- **Work to be completed**:
Write out every line below that includes the word "LIMIT".

begin

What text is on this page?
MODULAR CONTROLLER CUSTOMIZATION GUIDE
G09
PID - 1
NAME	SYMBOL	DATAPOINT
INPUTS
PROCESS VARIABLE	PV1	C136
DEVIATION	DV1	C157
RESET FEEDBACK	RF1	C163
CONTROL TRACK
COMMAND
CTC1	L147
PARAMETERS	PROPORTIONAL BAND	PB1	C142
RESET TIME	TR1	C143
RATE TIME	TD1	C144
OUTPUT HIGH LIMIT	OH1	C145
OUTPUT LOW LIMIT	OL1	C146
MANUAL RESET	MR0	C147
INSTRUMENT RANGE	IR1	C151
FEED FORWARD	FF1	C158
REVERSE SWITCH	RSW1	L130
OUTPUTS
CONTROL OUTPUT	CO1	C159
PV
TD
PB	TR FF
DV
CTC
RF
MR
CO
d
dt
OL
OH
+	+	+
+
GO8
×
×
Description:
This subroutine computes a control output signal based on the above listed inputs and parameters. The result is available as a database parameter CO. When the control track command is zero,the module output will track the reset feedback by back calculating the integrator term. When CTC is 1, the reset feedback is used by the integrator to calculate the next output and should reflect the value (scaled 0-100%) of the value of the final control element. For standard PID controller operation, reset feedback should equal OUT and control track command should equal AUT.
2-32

end
begin

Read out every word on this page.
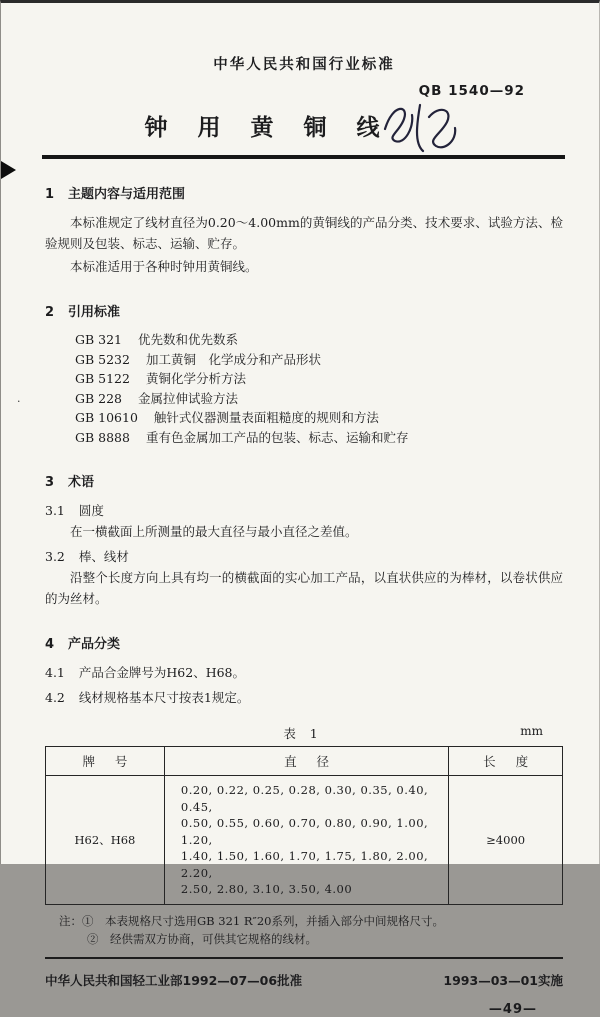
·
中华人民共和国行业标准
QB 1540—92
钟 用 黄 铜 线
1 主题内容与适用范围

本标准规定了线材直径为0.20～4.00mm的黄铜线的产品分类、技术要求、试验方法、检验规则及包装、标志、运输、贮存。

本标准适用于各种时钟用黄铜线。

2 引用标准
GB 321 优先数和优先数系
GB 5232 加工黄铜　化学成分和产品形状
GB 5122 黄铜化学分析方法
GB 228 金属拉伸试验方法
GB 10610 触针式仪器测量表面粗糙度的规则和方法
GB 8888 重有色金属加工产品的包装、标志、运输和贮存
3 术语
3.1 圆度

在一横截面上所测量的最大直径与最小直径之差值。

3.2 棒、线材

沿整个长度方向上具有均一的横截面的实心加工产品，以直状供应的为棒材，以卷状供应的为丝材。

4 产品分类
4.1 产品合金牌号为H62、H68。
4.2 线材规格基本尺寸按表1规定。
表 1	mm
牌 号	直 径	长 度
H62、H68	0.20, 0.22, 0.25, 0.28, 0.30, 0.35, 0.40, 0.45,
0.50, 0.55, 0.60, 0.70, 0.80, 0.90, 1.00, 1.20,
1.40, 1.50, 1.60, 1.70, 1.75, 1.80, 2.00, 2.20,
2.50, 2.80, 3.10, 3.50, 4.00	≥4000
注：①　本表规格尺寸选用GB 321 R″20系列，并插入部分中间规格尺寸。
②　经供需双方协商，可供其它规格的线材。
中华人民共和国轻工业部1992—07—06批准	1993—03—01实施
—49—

end

- **Full output**:
OUTPUT HIGH LIMIT	OH1	C145
OUTPUT LOW LIMIT	OL1	C146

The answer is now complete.